Directions
Copy out each line in the material below that has the word "title".

Structured figure records

○ ○ ○ ○ ○ ○ ○

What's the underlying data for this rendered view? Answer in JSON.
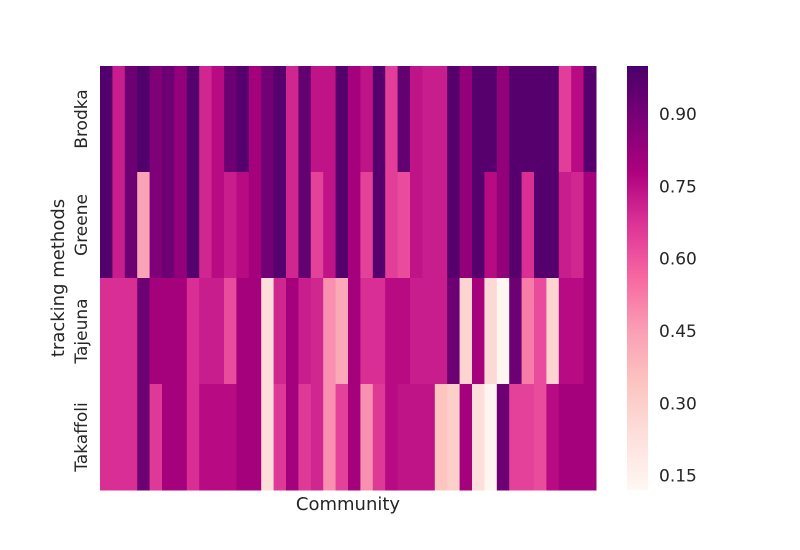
{
  "chart_data": {
    "type": "heatmap",
    "xlabel": "Community",
    "ylabel": "tracking methods",
    "rows": [
      "Brodka",
      "Greene",
      "Tajeuna",
      "Takaffoli"
    ],
    "colorbar": {
      "min": 0.12,
      "max": 1.0,
      "ticks": [
        "0.90",
        "0.75",
        "0.60",
        "0.45",
        "0.30",
        "0.15"
      ],
      "colormap": "RdPu",
      "colors": [
        "#fff7f3",
        "#fde0dd",
        "#fcc5c0",
        "#fa9fb5",
        "#f768a1",
        "#dd3497",
        "#ae017e",
        "#7a0177",
        "#49006a"
      ]
    },
    "values": [
      [
        0.98,
        0.72,
        0.92,
        0.98,
        0.88,
        0.92,
        0.84,
        0.97,
        0.7,
        0.76,
        0.92,
        0.97,
        0.8,
        0.91,
        0.97,
        0.7,
        0.94,
        0.74,
        0.74,
        0.97,
        0.8,
        0.74,
        0.97,
        0.65,
        0.94,
        0.74,
        0.72,
        0.72,
        0.97,
        0.84,
        0.97,
        0.97,
        0.84,
        0.97,
        0.97,
        0.97,
        0.97,
        0.65,
        0.76,
        0.97
      ],
      [
        0.98,
        0.72,
        0.92,
        0.44,
        0.88,
        0.92,
        0.84,
        0.97,
        0.7,
        0.76,
        0.72,
        0.76,
        0.8,
        0.91,
        0.97,
        0.7,
        0.94,
        0.64,
        0.74,
        0.97,
        0.8,
        0.64,
        0.97,
        0.65,
        0.62,
        0.74,
        0.72,
        0.72,
        0.97,
        0.84,
        0.97,
        0.76,
        0.84,
        0.97,
        0.68,
        0.97,
        0.97,
        0.72,
        0.7,
        0.8
      ],
      [
        0.68,
        0.68,
        0.68,
        0.92,
        0.8,
        0.8,
        0.8,
        0.68,
        0.72,
        0.72,
        0.62,
        0.8,
        0.8,
        0.24,
        0.7,
        0.8,
        0.72,
        0.7,
        0.48,
        0.42,
        0.8,
        0.68,
        0.68,
        0.76,
        0.76,
        0.72,
        0.72,
        0.72,
        0.92,
        0.28,
        0.8,
        0.26,
        0.13,
        0.92,
        0.52,
        0.62,
        0.28,
        0.76,
        0.76,
        0.8
      ],
      [
        0.68,
        0.68,
        0.68,
        0.92,
        0.66,
        0.8,
        0.8,
        0.68,
        0.76,
        0.76,
        0.76,
        0.8,
        0.8,
        0.24,
        0.66,
        0.8,
        0.66,
        0.7,
        0.48,
        0.64,
        0.8,
        0.48,
        0.66,
        0.76,
        0.74,
        0.74,
        0.74,
        0.34,
        0.3,
        0.8,
        0.24,
        0.13,
        0.92,
        0.64,
        0.64,
        0.62,
        0.76,
        0.8,
        0.8,
        0.8
      ]
    ]
  }
}
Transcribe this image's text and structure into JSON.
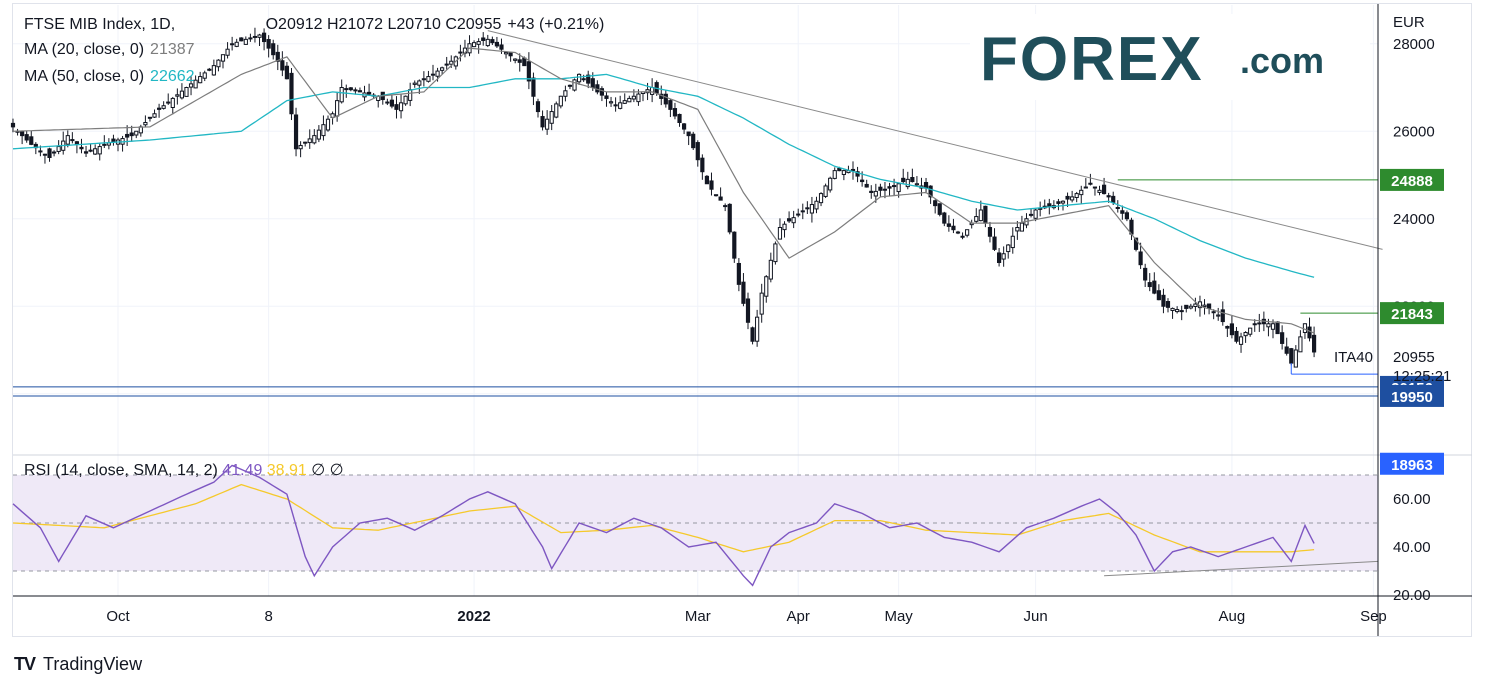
{
  "legend": {
    "symbol": "FTSE MIB Index, 1D, ",
    "ohlc": "O20912  H21072  L20710  C20955",
    "change": "+43 (+0.21%)",
    "ma20_label": "MA (20, close, 0)",
    "ma20_value": "21387",
    "ma50_label": "MA (50, close, 0)",
    "ma50_value": "22662"
  },
  "logo": {
    "text": "FOREX",
    "suffix": ".com"
  },
  "currency": "EUR",
  "price_labels": {
    "symbol": "ITA40",
    "last": "20955",
    "countdown": "12:25:21",
    "level_24888": "24888",
    "level_21843": "21843",
    "level_20156": "20156",
    "level_19950": "19950",
    "level_18963": "18963"
  },
  "rsi_legend": {
    "label": "RSI (14, close, SMA, 14, 2)",
    "rsi_value": "41.49",
    "sma_value": "38.91",
    "extra": "∅  ∅"
  },
  "brand": "TradingView",
  "colors": {
    "ma20": "#7d7d7d",
    "ma50": "#22b7c4",
    "rsi": "#7e57c2",
    "rsi_sma": "#f5c92b",
    "level_green": "#2e8b2e",
    "level_blue": "#2962ff",
    "axis_text": "#131722"
  },
  "chart_data": [
    {
      "type": "candlestick",
      "title": "FTSE MIB Index, 1D",
      "ylabel": "EUR",
      "ylim": [
        18600,
        29000
      ],
      "y_ticks": [
        20000,
        22000,
        24000,
        26000,
        28000
      ],
      "x_ticks": [
        "Oct",
        "8",
        "2022",
        "Mar",
        "Apr",
        "May",
        "Jun",
        "Aug",
        "Sep"
      ],
      "last_close": 20955,
      "close_anchors": [
        {
          "i": 0,
          "v": 26100
        },
        {
          "i": 4,
          "v": 25700
        },
        {
          "i": 8,
          "v": 25400
        },
        {
          "i": 12,
          "v": 25900
        },
        {
          "i": 16,
          "v": 25500
        },
        {
          "i": 20,
          "v": 25700
        },
        {
          "i": 26,
          "v": 25900
        },
        {
          "i": 32,
          "v": 26500
        },
        {
          "i": 38,
          "v": 27000
        },
        {
          "i": 44,
          "v": 27500
        },
        {
          "i": 48,
          "v": 28000
        },
        {
          "i": 54,
          "v": 28200
        },
        {
          "i": 58,
          "v": 27600
        },
        {
          "i": 60,
          "v": 27200
        },
        {
          "i": 62,
          "v": 25600
        },
        {
          "i": 66,
          "v": 25900
        },
        {
          "i": 70,
          "v": 26400
        },
        {
          "i": 72,
          "v": 27000
        },
        {
          "i": 76,
          "v": 26900
        },
        {
          "i": 80,
          "v": 26800
        },
        {
          "i": 84,
          "v": 26500
        },
        {
          "i": 88,
          "v": 27100
        },
        {
          "i": 92,
          "v": 27300
        },
        {
          "i": 96,
          "v": 27600
        },
        {
          "i": 100,
          "v": 28000
        },
        {
          "i": 104,
          "v": 28100
        },
        {
          "i": 108,
          "v": 27800
        },
        {
          "i": 112,
          "v": 27500
        },
        {
          "i": 116,
          "v": 26100
        },
        {
          "i": 120,
          "v": 26800
        },
        {
          "i": 124,
          "v": 27300
        },
        {
          "i": 128,
          "v": 26900
        },
        {
          "i": 132,
          "v": 26600
        },
        {
          "i": 136,
          "v": 26800
        },
        {
          "i": 140,
          "v": 27000
        },
        {
          "i": 144,
          "v": 26500
        },
        {
          "i": 148,
          "v": 25900
        },
        {
          "i": 152,
          "v": 24800
        },
        {
          "i": 156,
          "v": 24300
        },
        {
          "i": 159,
          "v": 22500
        },
        {
          "i": 162,
          "v": 21200
        },
        {
          "i": 164,
          "v": 22300
        },
        {
          "i": 168,
          "v": 23800
        },
        {
          "i": 172,
          "v": 24100
        },
        {
          "i": 176,
          "v": 24400
        },
        {
          "i": 180,
          "v": 25100
        },
        {
          "i": 184,
          "v": 25100
        },
        {
          "i": 188,
          "v": 24600
        },
        {
          "i": 192,
          "v": 24700
        },
        {
          "i": 196,
          "v": 24900
        },
        {
          "i": 200,
          "v": 24700
        },
        {
          "i": 204,
          "v": 23900
        },
        {
          "i": 208,
          "v": 23600
        },
        {
          "i": 212,
          "v": 24200
        },
        {
          "i": 216,
          "v": 23000
        },
        {
          "i": 220,
          "v": 23800
        },
        {
          "i": 224,
          "v": 24200
        },
        {
          "i": 228,
          "v": 24300
        },
        {
          "i": 232,
          "v": 24500
        },
        {
          "i": 236,
          "v": 24800
        },
        {
          "i": 240,
          "v": 24500
        },
        {
          "i": 244,
          "v": 24000
        },
        {
          "i": 248,
          "v": 22600
        },
        {
          "i": 252,
          "v": 22000
        },
        {
          "i": 256,
          "v": 21900
        },
        {
          "i": 260,
          "v": 22100
        },
        {
          "i": 264,
          "v": 21800
        },
        {
          "i": 268,
          "v": 21200
        },
        {
          "i": 272,
          "v": 21600
        },
        {
          "i": 276,
          "v": 21600
        },
        {
          "i": 280,
          "v": 20700
        },
        {
          "i": 283,
          "v": 21600
        },
        {
          "i": 285,
          "v": 20955
        }
      ],
      "ma20_anchors": [
        {
          "i": 0,
          "v": 26000
        },
        {
          "i": 30,
          "v": 26100
        },
        {
          "i": 50,
          "v": 27300
        },
        {
          "i": 60,
          "v": 27700
        },
        {
          "i": 70,
          "v": 26300
        },
        {
          "i": 80,
          "v": 26800
        },
        {
          "i": 90,
          "v": 26900
        },
        {
          "i": 100,
          "v": 27900
        },
        {
          "i": 110,
          "v": 27800
        },
        {
          "i": 120,
          "v": 27200
        },
        {
          "i": 130,
          "v": 26900
        },
        {
          "i": 140,
          "v": 26900
        },
        {
          "i": 150,
          "v": 26500
        },
        {
          "i": 160,
          "v": 24600
        },
        {
          "i": 170,
          "v": 23100
        },
        {
          "i": 180,
          "v": 23700
        },
        {
          "i": 190,
          "v": 24500
        },
        {
          "i": 200,
          "v": 24600
        },
        {
          "i": 210,
          "v": 23900
        },
        {
          "i": 220,
          "v": 23900
        },
        {
          "i": 230,
          "v": 24100
        },
        {
          "i": 240,
          "v": 24300
        },
        {
          "i": 250,
          "v": 23000
        },
        {
          "i": 260,
          "v": 22000
        },
        {
          "i": 270,
          "v": 21700
        },
        {
          "i": 280,
          "v": 21600
        },
        {
          "i": 285,
          "v": 21387
        }
      ],
      "ma50_anchors": [
        {
          "i": 0,
          "v": 25600
        },
        {
          "i": 30,
          "v": 25800
        },
        {
          "i": 50,
          "v": 26000
        },
        {
          "i": 60,
          "v": 26700
        },
        {
          "i": 70,
          "v": 26900
        },
        {
          "i": 80,
          "v": 26800
        },
        {
          "i": 90,
          "v": 27000
        },
        {
          "i": 100,
          "v": 27000
        },
        {
          "i": 110,
          "v": 27200
        },
        {
          "i": 120,
          "v": 27200
        },
        {
          "i": 130,
          "v": 27300
        },
        {
          "i": 140,
          "v": 27000
        },
        {
          "i": 150,
          "v": 26800
        },
        {
          "i": 160,
          "v": 26300
        },
        {
          "i": 170,
          "v": 25700
        },
        {
          "i": 180,
          "v": 25200
        },
        {
          "i": 190,
          "v": 24900
        },
        {
          "i": 200,
          "v": 24700
        },
        {
          "i": 210,
          "v": 24400
        },
        {
          "i": 220,
          "v": 24200
        },
        {
          "i": 230,
          "v": 24300
        },
        {
          "i": 240,
          "v": 24400
        },
        {
          "i": 250,
          "v": 24000
        },
        {
          "i": 260,
          "v": 23500
        },
        {
          "i": 270,
          "v": 23100
        },
        {
          "i": 280,
          "v": 22800
        },
        {
          "i": 285,
          "v": 22662
        }
      ],
      "trendline": [
        {
          "i": 104,
          "v": 28300
        },
        {
          "i": 300,
          "v": 23300
        }
      ],
      "levels": [
        24888,
        21843,
        20156,
        19950,
        18963
      ]
    },
    {
      "type": "line",
      "title": "RSI (14, close, SMA, 14, 2)",
      "ylim": [
        20,
        75
      ],
      "y_ticks": [
        20,
        40,
        60
      ],
      "bands": [
        30,
        50,
        70
      ],
      "rsi_value": 41.49,
      "sma_value": 38.91,
      "rsi_anchors": [
        {
          "i": 0,
          "v": 58
        },
        {
          "i": 6,
          "v": 48
        },
        {
          "i": 10,
          "v": 34
        },
        {
          "i": 16,
          "v": 53
        },
        {
          "i": 22,
          "v": 48
        },
        {
          "i": 30,
          "v": 55
        },
        {
          "i": 38,
          "v": 62
        },
        {
          "i": 44,
          "v": 67
        },
        {
          "i": 48,
          "v": 74
        },
        {
          "i": 54,
          "v": 69
        },
        {
          "i": 60,
          "v": 62
        },
        {
          "i": 64,
          "v": 36
        },
        {
          "i": 66,
          "v": 28
        },
        {
          "i": 70,
          "v": 40
        },
        {
          "i": 76,
          "v": 50
        },
        {
          "i": 82,
          "v": 52
        },
        {
          "i": 88,
          "v": 47
        },
        {
          "i": 94,
          "v": 53
        },
        {
          "i": 100,
          "v": 60
        },
        {
          "i": 104,
          "v": 63
        },
        {
          "i": 110,
          "v": 58
        },
        {
          "i": 116,
          "v": 40
        },
        {
          "i": 118,
          "v": 31
        },
        {
          "i": 124,
          "v": 50
        },
        {
          "i": 130,
          "v": 46
        },
        {
          "i": 136,
          "v": 52
        },
        {
          "i": 142,
          "v": 48
        },
        {
          "i": 148,
          "v": 40
        },
        {
          "i": 154,
          "v": 42
        },
        {
          "i": 160,
          "v": 28
        },
        {
          "i": 162,
          "v": 24
        },
        {
          "i": 166,
          "v": 40
        },
        {
          "i": 170,
          "v": 46
        },
        {
          "i": 176,
          "v": 50
        },
        {
          "i": 180,
          "v": 58
        },
        {
          "i": 186,
          "v": 54
        },
        {
          "i": 192,
          "v": 48
        },
        {
          "i": 198,
          "v": 50
        },
        {
          "i": 204,
          "v": 44
        },
        {
          "i": 210,
          "v": 42
        },
        {
          "i": 216,
          "v": 38
        },
        {
          "i": 222,
          "v": 48
        },
        {
          "i": 228,
          "v": 52
        },
        {
          "i": 234,
          "v": 57
        },
        {
          "i": 238,
          "v": 60
        },
        {
          "i": 242,
          "v": 54
        },
        {
          "i": 246,
          "v": 45
        },
        {
          "i": 250,
          "v": 30
        },
        {
          "i": 254,
          "v": 38
        },
        {
          "i": 258,
          "v": 40
        },
        {
          "i": 264,
          "v": 36
        },
        {
          "i": 270,
          "v": 40
        },
        {
          "i": 276,
          "v": 44
        },
        {
          "i": 280,
          "v": 34
        },
        {
          "i": 283,
          "v": 49
        },
        {
          "i": 285,
          "v": 41.49
        }
      ],
      "sma_anchors": [
        {
          "i": 0,
          "v": 50
        },
        {
          "i": 20,
          "v": 48
        },
        {
          "i": 40,
          "v": 58
        },
        {
          "i": 50,
          "v": 66
        },
        {
          "i": 60,
          "v": 60
        },
        {
          "i": 70,
          "v": 48
        },
        {
          "i": 80,
          "v": 47
        },
        {
          "i": 90,
          "v": 51
        },
        {
          "i": 100,
          "v": 55
        },
        {
          "i": 110,
          "v": 57
        },
        {
          "i": 120,
          "v": 46
        },
        {
          "i": 130,
          "v": 47
        },
        {
          "i": 140,
          "v": 49
        },
        {
          "i": 150,
          "v": 44
        },
        {
          "i": 160,
          "v": 38
        },
        {
          "i": 170,
          "v": 42
        },
        {
          "i": 180,
          "v": 51
        },
        {
          "i": 190,
          "v": 51
        },
        {
          "i": 200,
          "v": 47
        },
        {
          "i": 210,
          "v": 46
        },
        {
          "i": 220,
          "v": 45
        },
        {
          "i": 230,
          "v": 51
        },
        {
          "i": 240,
          "v": 54
        },
        {
          "i": 250,
          "v": 45
        },
        {
          "i": 260,
          "v": 38
        },
        {
          "i": 270,
          "v": 38
        },
        {
          "i": 280,
          "v": 38
        },
        {
          "i": 285,
          "v": 38.91
        }
      ],
      "support_line": [
        {
          "i": 239,
          "v": 28
        },
        {
          "i": 299,
          "v": 34
        }
      ]
    }
  ]
}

○ ○ ○ ○ ○ ○ ○

Answer to this task
      "title": "FTSE MIB Index, 1D",
      "title": "RSI (14, close, SMA, 14, 2)",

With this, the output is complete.